The records are to be restated in their entirety, word for word.
____ EXTRACTED ENTRIES
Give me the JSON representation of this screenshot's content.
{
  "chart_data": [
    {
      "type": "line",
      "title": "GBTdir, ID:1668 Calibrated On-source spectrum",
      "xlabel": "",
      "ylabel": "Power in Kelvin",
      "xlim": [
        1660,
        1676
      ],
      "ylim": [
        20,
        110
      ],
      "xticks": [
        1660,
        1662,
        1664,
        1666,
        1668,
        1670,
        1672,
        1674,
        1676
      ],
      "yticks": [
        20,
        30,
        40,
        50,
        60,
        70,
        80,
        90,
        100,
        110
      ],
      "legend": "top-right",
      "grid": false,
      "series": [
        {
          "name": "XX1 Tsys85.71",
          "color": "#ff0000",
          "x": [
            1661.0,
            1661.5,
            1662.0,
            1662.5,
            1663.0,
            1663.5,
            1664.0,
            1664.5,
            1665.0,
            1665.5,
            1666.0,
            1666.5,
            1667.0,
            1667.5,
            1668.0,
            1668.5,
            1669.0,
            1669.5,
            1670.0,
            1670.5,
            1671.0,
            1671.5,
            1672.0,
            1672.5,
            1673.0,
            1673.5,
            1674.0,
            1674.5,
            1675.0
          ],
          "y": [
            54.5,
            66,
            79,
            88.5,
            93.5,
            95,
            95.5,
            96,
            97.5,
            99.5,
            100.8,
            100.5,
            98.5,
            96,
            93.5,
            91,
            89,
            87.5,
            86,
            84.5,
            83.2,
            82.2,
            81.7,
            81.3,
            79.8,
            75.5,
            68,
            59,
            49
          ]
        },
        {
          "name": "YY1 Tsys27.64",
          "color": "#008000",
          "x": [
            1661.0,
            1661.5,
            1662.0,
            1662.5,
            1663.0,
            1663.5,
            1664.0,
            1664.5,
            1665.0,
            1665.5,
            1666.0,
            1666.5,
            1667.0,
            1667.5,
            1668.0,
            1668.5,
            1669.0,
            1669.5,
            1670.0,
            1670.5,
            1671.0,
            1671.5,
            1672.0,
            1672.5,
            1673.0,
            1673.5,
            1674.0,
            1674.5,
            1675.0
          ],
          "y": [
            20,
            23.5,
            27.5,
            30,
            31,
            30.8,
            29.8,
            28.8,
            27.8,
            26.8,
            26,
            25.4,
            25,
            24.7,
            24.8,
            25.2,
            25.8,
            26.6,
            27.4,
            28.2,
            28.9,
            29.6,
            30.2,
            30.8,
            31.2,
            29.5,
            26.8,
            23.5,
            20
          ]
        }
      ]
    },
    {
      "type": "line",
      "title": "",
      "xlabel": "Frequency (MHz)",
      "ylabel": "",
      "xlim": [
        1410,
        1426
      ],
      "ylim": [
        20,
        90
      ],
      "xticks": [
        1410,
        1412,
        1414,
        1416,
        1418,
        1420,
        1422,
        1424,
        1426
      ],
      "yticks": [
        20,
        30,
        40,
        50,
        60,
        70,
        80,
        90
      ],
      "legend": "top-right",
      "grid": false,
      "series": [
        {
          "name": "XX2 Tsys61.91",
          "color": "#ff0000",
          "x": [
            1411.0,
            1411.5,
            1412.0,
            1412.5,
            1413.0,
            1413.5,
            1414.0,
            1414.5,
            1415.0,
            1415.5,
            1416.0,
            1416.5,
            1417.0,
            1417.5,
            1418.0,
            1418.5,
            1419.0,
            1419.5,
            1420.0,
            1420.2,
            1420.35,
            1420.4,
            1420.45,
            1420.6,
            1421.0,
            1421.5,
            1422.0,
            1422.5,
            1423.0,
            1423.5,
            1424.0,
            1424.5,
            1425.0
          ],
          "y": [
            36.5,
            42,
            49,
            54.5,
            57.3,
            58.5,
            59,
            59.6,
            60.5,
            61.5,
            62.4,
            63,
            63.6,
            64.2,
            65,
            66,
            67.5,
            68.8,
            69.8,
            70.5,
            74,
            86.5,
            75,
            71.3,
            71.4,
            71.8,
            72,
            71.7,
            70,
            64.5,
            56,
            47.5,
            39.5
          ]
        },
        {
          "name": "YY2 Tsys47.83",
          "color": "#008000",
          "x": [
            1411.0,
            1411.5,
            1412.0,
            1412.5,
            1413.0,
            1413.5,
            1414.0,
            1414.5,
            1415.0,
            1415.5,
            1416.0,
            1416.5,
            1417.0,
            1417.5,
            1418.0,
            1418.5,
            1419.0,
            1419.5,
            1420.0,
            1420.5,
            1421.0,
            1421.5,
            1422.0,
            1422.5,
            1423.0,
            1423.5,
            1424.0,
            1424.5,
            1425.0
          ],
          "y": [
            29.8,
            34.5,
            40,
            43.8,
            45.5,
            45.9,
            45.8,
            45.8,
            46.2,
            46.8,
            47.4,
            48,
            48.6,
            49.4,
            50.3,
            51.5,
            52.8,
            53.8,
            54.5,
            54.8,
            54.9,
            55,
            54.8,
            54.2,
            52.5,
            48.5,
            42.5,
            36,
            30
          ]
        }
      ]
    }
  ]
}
________
-- RESULT OF THIS TASK --
Give me the JSON representation of this screenshot's content.
{
  "chart_data": [
    {
      "type": "line",
      "title": "GBTdir, ID:1668 Calibrated On-source spectrum",
      "xlabel": "",
      "ylabel": "Power in Kelvin",
      "xlim": [
        1660,
        1676
      ],
      "ylim": [
        20,
        110
      ],
      "xticks": [
        1660,
        1662,
        1664,
        1666,
        1668,
        1670,
        1672,
        1674,
        1676
      ],
      "yticks": [
        20,
        30,
        40,
        50,
        60,
        70,
        80,
        90,
        100,
        110
      ],
      "legend": "top-right",
      "grid": false,
      "series": [
        {
          "name": "XX1 Tsys85.71",
          "color": "#ff0000",
          "x": [
            1661.0,
            1661.5,
            1662.0,
            1662.5,
            1663.0,
            1663.5,
            1664.0,
            1664.5,
            1665.0,
            1665.5,
            1666.0,
            1666.5,
            1667.0,
            1667.5,
            1668.0,
            1668.5,
            1669.0,
            1669.5,
            1670.0,
            1670.5,
            1671.0,
            1671.5,
            1672.0,
            1672.5,
            1673.0,
            1673.5,
            1674.0,
            1674.5,
            1675.0
          ],
          "y": [
            54.5,
            66,
            79,
            88.5,
            93.5,
            95,
            95.5,
            96,
            97.5,
            99.5,
            100.8,
            100.5,
            98.5,
            96,
            93.5,
            91,
            89,
            87.5,
            86,
            84.5,
            83.2,
            82.2,
            81.7,
            81.3,
            79.8,
            75.5,
            68,
            59,
            49
          ]
        },
        {
          "name": "YY1 Tsys27.64",
          "color": "#008000",
          "x": [
            1661.0,
            1661.5,
            1662.0,
            1662.5,
            1663.0,
            1663.5,
            1664.0,
            1664.5,
            1665.0,
            1665.5,
            1666.0,
            1666.5,
            1667.0,
            1667.5,
            1668.0,
            1668.5,
            1669.0,
            1669.5,
            1670.0,
            1670.5,
            1671.0,
            1671.5,
            1672.0,
            1672.5,
            1673.0,
            1673.5,
            1674.0,
            1674.5,
            1675.0
          ],
          "y": [
            20,
            23.5,
            27.5,
            30,
            31,
            30.8,
            29.8,
            28.8,
            27.8,
            26.8,
            26,
            25.4,
            25,
            24.7,
            24.8,
            25.2,
            25.8,
            26.6,
            27.4,
            28.2,
            28.9,
            29.6,
            30.2,
            30.8,
            31.2,
            29.5,
            26.8,
            23.5,
            20
          ]
        }
      ]
    },
    {
      "type": "line",
      "title": "",
      "xlabel": "Frequency (MHz)",
      "ylabel": "",
      "xlim": [
        1410,
        1426
      ],
      "ylim": [
        20,
        90
      ],
      "xticks": [
        1410,
        1412,
        1414,
        1416,
        1418,
        1420,
        1422,
        1424,
        1426
      ],
      "yticks": [
        20,
        30,
        40,
        50,
        60,
        70,
        80,
        90
      ],
      "legend": "top-right",
      "grid": false,
      "series": [
        {
          "name": "XX2 Tsys61.91",
          "color": "#ff0000",
          "x": [
            1411.0,
            1411.5,
            1412.0,
            1412.5,
            1413.0,
            1413.5,
            1414.0,
            1414.5,
            1415.0,
            1415.5,
            1416.0,
            1416.5,
            1417.0,
            1417.5,
            1418.0,
            1418.5,
            1419.0,
            1419.5,
            1420.0,
            1420.2,
            1420.35,
            1420.4,
            1420.45,
            1420.6,
            1421.0,
            1421.5,
            1422.0,
            1422.5,
            1423.0,
            1423.5,
            1424.0,
            1424.5,
            1425.0
          ],
          "y": [
            36.5,
            42,
            49,
            54.5,
            57.3,
            58.5,
            59,
            59.6,
            60.5,
            61.5,
            62.4,
            63,
            63.6,
            64.2,
            65,
            66,
            67.5,
            68.8,
            69.8,
            70.5,
            74,
            86.5,
            75,
            71.3,
            71.4,
            71.8,
            72,
            71.7,
            70,
            64.5,
            56,
            47.5,
            39.5
          ]
        },
        {
          "name": "YY2 Tsys47.83",
          "color": "#008000",
          "x": [
            1411.0,
            1411.5,
            1412.0,
            1412.5,
            1413.0,
            1413.5,
            1414.0,
            1414.5,
            1415.0,
            1415.5,
            1416.0,
            1416.5,
            1417.0,
            1417.5,
            1418.0,
            1418.5,
            1419.0,
            1419.5,
            1420.0,
            1420.5,
            1421.0,
            1421.5,
            1422.0,
            1422.5,
            1423.0,
            1423.5,
            1424.0,
            1424.5,
            1425.0
          ],
          "y": [
            29.8,
            34.5,
            40,
            43.8,
            45.5,
            45.9,
            45.8,
            45.8,
            46.2,
            46.8,
            47.4,
            48,
            48.6,
            49.4,
            50.3,
            51.5,
            52.8,
            53.8,
            54.5,
            54.8,
            54.9,
            55,
            54.8,
            54.2,
            52.5,
            48.5,
            42.5,
            36,
            30
          ]
        }
      ]
    }
  ]
}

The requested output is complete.